# [What to do]
Transcribe the records that follow. Keep every word exactly, and drop the pictures.

-- begin The input --

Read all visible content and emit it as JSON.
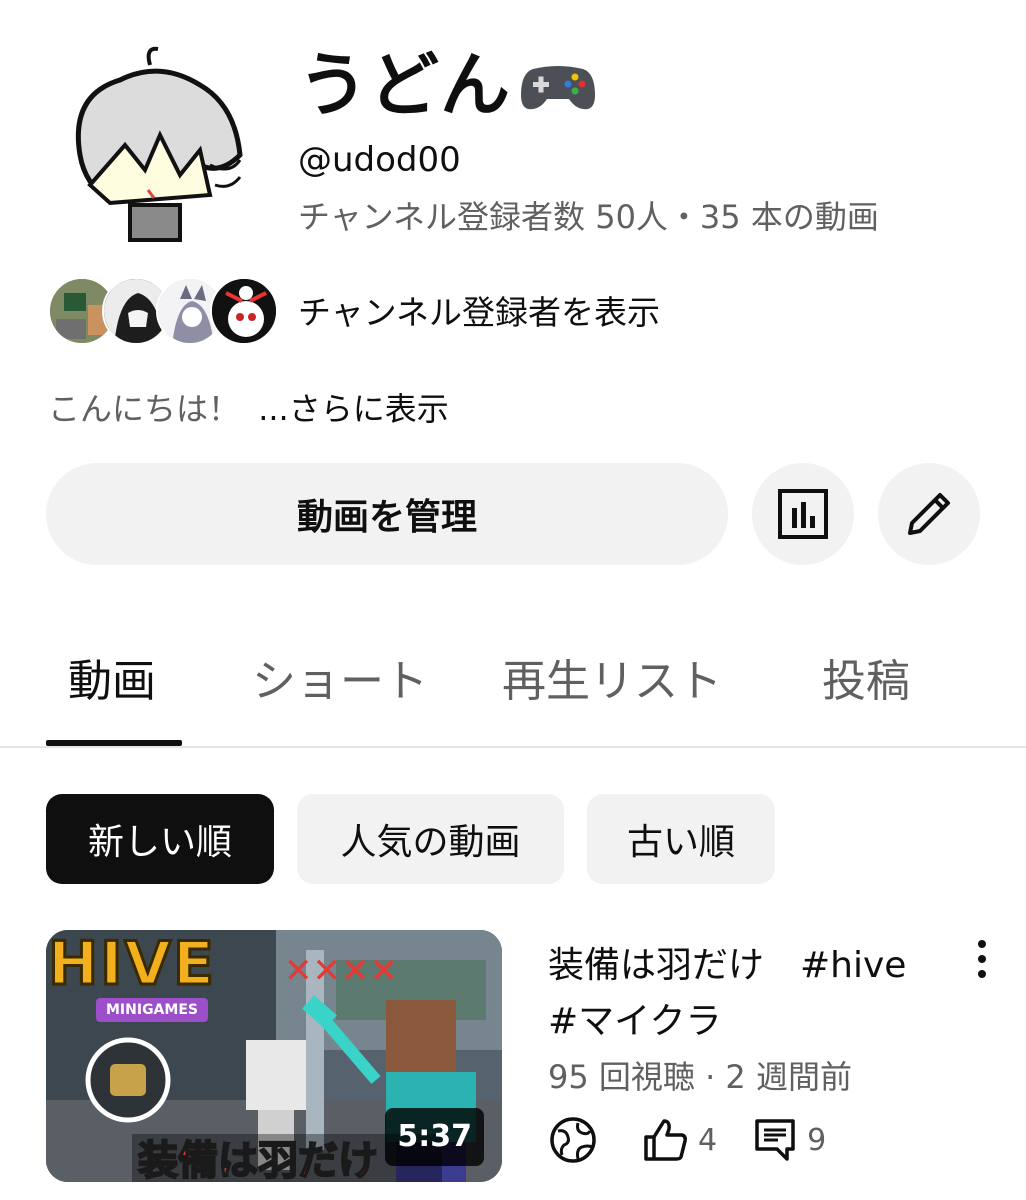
{
  "channel": {
    "name": "うどん",
    "name_icon": "gamepad-icon",
    "handle": "@udod00",
    "stats": "チャンネル登録者数 50人・35 本の動画"
  },
  "subscribers": {
    "link_label": "チャンネル登録者を表示",
    "avatar_colors": [
      "#9aa57a",
      "#2a2a2a",
      "#c9c9d6",
      "#111111"
    ]
  },
  "description": {
    "text": "こんにちは！",
    "more_label": "...さらに表示"
  },
  "actions": {
    "manage_label": "動画を管理",
    "analytics_icon": "analytics-icon",
    "edit_icon": "pencil-icon"
  },
  "tabs": [
    {
      "label": "動画",
      "active": true
    },
    {
      "label": "ショート",
      "active": false
    },
    {
      "label": "再生リスト",
      "active": false
    },
    {
      "label": "投稿",
      "active": false
    }
  ],
  "sort_chips": [
    {
      "label": "新しい順",
      "selected": true
    },
    {
      "label": "人気の動画",
      "selected": false
    },
    {
      "label": "古い順",
      "selected": false
    }
  ],
  "videos": [
    {
      "title_line1": "装備は羽だけ　#hive",
      "title_line2": "#マイクラ",
      "meta": "95 回視聴 · 2 週間前",
      "duration": "5:37",
      "likes": "4",
      "comments": "9",
      "thumb_logo": "HIVE",
      "thumb_sub": "MINIGAMES",
      "thumb_caption": "装備は羽だけ",
      "visibility_icon": "globe-icon"
    }
  ],
  "colors": {
    "text_primary": "#0f0f0f",
    "text_secondary": "#606060",
    "chip_bg": "#f2f2f2",
    "chip_selected_bg": "#0f0f0f"
  }
}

-- end The input --

# [Solution to this task]
Read all visible content and emit it as JSON.
{
  "channel": {
    "name": "うどん",
    "name_icon": "gamepad-icon",
    "handle": "@udod00",
    "stats": "チャンネル登録者数 50人・35 本の動画"
  },
  "subscribers": {
    "link_label": "チャンネル登録者を表示",
    "avatar_colors": [
      "#9aa57a",
      "#2a2a2a",
      "#c9c9d6",
      "#111111"
    ]
  },
  "description": {
    "text": "こんにちは！",
    "more_label": "...さらに表示"
  },
  "actions": {
    "manage_label": "動画を管理",
    "analytics_icon": "analytics-icon",
    "edit_icon": "pencil-icon"
  },
  "tabs": [
    {
      "label": "動画",
      "active": true
    },
    {
      "label": "ショート",
      "active": false
    },
    {
      "label": "再生リスト",
      "active": false
    },
    {
      "label": "投稿",
      "active": false
    }
  ],
  "sort_chips": [
    {
      "label": "新しい順",
      "selected": true
    },
    {
      "label": "人気の動画",
      "selected": false
    },
    {
      "label": "古い順",
      "selected": false
    }
  ],
  "videos": [
    {
      "title_line1": "装備は羽だけ　#hive",
      "title_line2": "#マイクラ",
      "meta": "95 回視聴 · 2 週間前",
      "duration": "5:37",
      "likes": "4",
      "comments": "9",
      "thumb_logo": "HIVE",
      "thumb_sub": "MINIGAMES",
      "thumb_caption": "装備は羽だけ",
      "visibility_icon": "globe-icon"
    }
  ],
  "colors": {
    "text_primary": "#0f0f0f",
    "text_secondary": "#606060",
    "chip_bg": "#f2f2f2",
    "chip_selected_bg": "#0f0f0f"
  }
}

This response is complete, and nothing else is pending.